(Dataset rows for document pages)
--*--
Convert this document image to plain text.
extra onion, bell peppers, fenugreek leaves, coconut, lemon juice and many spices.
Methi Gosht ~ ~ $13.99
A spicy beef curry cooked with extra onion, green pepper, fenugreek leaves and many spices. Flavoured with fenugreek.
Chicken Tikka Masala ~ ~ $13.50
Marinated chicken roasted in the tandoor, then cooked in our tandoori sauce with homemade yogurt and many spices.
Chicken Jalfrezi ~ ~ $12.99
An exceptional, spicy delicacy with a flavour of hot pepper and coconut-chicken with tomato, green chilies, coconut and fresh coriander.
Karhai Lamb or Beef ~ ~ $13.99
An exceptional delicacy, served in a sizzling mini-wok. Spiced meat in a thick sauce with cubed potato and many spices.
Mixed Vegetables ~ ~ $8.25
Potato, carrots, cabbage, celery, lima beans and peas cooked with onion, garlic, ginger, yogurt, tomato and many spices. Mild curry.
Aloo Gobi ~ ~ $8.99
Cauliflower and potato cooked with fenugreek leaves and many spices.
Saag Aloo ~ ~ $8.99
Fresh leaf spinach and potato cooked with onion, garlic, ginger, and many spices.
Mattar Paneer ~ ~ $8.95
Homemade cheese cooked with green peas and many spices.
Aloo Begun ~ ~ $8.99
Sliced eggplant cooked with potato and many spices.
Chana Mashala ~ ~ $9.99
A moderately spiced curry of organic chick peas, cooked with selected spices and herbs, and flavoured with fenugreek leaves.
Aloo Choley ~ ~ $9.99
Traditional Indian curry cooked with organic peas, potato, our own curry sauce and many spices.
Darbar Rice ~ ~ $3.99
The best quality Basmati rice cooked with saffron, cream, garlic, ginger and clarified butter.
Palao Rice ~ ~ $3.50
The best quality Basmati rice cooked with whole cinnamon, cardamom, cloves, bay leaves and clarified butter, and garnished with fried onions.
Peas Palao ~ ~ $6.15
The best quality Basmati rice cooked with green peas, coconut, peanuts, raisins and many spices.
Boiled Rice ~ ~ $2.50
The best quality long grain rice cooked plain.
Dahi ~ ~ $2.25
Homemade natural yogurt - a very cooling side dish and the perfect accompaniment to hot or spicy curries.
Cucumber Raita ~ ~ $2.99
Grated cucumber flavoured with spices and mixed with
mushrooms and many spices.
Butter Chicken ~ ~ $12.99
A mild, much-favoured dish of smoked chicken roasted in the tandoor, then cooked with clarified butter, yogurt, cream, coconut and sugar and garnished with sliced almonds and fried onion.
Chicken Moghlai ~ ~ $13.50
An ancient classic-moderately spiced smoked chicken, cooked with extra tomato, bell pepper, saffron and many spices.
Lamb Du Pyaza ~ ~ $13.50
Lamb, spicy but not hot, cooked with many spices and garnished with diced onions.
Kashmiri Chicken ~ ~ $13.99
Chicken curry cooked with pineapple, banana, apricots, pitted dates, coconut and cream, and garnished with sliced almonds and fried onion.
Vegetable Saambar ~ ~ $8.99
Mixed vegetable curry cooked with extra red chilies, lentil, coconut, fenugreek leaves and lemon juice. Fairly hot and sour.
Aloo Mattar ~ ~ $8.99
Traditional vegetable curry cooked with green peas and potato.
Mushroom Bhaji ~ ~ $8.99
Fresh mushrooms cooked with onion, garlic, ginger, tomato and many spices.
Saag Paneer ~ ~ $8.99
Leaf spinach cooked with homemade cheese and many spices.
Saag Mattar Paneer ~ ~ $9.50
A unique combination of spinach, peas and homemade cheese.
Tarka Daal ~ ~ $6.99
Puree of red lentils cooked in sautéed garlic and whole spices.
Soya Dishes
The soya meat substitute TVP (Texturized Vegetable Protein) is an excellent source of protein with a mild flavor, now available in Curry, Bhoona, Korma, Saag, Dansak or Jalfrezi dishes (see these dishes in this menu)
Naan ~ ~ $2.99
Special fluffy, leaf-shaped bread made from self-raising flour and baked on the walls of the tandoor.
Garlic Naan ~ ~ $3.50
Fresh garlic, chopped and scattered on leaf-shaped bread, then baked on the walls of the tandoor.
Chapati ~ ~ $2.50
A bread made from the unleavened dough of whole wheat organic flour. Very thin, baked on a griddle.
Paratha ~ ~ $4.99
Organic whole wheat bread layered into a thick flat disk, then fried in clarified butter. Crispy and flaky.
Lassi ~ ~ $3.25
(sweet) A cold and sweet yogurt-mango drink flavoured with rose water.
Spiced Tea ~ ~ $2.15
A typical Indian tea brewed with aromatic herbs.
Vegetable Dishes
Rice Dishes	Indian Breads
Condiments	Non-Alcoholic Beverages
--*--
The word "sauce" may appear in lines of the entries. State how many lines hold it, as a number alone.

3